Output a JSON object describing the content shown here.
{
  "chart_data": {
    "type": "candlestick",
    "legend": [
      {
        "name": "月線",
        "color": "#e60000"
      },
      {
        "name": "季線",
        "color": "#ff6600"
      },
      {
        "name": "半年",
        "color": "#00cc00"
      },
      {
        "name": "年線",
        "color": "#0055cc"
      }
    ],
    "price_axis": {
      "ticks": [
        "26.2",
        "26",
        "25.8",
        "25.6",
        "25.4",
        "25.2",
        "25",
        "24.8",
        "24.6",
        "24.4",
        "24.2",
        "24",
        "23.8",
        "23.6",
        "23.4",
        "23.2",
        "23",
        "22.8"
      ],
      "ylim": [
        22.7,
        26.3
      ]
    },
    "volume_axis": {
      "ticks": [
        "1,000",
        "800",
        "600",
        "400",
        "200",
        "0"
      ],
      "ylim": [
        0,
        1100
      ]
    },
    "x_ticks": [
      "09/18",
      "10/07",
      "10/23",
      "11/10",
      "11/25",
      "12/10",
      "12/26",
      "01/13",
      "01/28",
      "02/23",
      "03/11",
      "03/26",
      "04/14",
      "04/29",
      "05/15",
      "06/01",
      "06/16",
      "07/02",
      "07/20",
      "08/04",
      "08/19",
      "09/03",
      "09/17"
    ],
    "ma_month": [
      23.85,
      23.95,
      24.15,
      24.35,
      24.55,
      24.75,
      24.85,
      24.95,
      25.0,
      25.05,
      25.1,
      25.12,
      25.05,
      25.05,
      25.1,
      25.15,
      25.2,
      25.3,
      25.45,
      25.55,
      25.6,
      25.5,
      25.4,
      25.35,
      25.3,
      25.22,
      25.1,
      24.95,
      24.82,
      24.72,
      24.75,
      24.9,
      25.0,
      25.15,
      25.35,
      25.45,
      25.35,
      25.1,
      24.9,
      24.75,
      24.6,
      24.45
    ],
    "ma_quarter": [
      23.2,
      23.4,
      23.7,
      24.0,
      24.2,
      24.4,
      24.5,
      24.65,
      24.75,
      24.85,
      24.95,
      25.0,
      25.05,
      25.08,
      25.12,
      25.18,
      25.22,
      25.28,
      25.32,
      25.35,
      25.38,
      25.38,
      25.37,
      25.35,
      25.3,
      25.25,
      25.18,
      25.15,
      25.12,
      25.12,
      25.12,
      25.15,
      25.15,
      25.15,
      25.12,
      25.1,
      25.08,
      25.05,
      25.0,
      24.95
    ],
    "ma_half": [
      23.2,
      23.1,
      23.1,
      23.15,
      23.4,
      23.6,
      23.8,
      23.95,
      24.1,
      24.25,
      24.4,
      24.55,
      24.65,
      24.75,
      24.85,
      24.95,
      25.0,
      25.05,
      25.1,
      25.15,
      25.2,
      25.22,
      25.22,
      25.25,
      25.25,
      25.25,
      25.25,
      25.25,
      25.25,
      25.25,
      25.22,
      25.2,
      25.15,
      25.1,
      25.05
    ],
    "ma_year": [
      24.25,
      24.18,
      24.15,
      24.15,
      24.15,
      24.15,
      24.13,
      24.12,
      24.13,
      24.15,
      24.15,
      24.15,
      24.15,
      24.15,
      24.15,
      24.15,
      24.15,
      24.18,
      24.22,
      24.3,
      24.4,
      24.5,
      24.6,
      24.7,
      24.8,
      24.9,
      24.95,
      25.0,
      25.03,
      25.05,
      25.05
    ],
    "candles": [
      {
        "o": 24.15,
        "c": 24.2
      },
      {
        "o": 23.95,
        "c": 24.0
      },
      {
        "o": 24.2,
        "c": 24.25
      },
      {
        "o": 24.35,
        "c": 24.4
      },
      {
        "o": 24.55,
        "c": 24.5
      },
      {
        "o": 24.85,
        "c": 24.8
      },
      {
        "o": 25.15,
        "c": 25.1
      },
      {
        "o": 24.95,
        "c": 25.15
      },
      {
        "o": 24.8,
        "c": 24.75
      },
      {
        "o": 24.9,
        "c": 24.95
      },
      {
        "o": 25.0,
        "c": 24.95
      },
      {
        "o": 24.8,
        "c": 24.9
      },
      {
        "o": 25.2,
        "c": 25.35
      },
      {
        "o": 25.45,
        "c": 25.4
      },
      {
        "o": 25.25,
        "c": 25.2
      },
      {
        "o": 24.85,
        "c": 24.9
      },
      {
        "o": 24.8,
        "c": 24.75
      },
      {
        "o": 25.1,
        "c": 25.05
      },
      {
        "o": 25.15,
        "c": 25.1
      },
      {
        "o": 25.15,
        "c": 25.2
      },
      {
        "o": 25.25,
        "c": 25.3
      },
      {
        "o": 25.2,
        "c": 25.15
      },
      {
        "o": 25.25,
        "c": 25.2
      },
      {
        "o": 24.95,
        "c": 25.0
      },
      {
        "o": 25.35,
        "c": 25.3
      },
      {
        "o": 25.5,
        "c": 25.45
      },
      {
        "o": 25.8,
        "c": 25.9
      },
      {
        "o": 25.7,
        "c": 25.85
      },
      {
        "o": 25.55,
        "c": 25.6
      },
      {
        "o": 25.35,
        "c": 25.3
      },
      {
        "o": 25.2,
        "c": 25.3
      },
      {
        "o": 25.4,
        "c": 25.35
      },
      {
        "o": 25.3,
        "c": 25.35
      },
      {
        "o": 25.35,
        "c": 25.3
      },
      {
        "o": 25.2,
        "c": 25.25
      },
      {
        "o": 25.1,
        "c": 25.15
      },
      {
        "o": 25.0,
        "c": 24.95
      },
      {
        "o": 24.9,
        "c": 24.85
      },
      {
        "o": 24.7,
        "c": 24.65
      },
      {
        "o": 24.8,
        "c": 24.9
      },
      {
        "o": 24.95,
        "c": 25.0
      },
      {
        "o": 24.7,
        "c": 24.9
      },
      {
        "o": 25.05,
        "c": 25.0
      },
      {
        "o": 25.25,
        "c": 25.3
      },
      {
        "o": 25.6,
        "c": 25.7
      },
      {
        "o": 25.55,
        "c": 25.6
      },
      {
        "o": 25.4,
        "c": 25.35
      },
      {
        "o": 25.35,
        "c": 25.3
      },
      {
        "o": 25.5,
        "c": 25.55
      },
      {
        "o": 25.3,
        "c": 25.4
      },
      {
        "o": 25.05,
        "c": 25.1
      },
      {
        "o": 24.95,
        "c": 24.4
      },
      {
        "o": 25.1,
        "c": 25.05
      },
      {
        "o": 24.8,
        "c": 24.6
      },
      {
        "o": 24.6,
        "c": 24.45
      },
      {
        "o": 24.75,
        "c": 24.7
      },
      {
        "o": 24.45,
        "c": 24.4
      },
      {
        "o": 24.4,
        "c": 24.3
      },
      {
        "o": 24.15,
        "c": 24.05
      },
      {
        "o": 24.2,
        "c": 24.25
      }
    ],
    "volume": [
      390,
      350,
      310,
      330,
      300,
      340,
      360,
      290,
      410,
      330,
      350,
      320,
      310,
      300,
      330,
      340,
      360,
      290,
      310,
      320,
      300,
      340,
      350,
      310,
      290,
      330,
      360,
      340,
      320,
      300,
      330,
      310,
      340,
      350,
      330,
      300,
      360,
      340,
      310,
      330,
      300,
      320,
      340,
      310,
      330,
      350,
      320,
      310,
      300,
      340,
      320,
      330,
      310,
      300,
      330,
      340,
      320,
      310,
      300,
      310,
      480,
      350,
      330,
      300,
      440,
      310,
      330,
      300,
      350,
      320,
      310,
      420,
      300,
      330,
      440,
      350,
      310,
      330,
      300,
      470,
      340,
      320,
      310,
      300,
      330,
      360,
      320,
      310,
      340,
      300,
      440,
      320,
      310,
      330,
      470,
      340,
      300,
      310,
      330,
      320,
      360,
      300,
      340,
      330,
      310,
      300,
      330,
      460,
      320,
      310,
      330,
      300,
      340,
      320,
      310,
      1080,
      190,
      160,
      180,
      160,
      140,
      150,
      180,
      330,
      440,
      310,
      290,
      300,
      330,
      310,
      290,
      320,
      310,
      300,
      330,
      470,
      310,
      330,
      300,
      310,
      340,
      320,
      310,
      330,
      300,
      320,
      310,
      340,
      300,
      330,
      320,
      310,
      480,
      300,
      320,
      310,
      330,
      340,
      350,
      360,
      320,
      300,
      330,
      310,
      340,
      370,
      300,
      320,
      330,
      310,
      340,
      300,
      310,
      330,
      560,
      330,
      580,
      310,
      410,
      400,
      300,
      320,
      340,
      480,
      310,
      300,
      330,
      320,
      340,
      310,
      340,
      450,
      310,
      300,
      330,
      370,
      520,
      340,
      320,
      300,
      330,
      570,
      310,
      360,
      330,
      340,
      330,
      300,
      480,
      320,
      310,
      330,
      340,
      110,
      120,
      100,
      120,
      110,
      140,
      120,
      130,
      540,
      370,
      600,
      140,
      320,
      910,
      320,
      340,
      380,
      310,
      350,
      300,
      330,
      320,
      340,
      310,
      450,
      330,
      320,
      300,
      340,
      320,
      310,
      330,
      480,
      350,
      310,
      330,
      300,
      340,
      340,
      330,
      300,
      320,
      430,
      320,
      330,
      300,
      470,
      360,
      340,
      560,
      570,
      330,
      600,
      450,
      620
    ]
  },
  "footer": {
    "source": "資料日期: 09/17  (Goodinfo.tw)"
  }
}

WHAT YOU WILL DO: Return only the number of lines in the entries that contain the string "color".

SOLUTION TO THIS EXERCISE: 4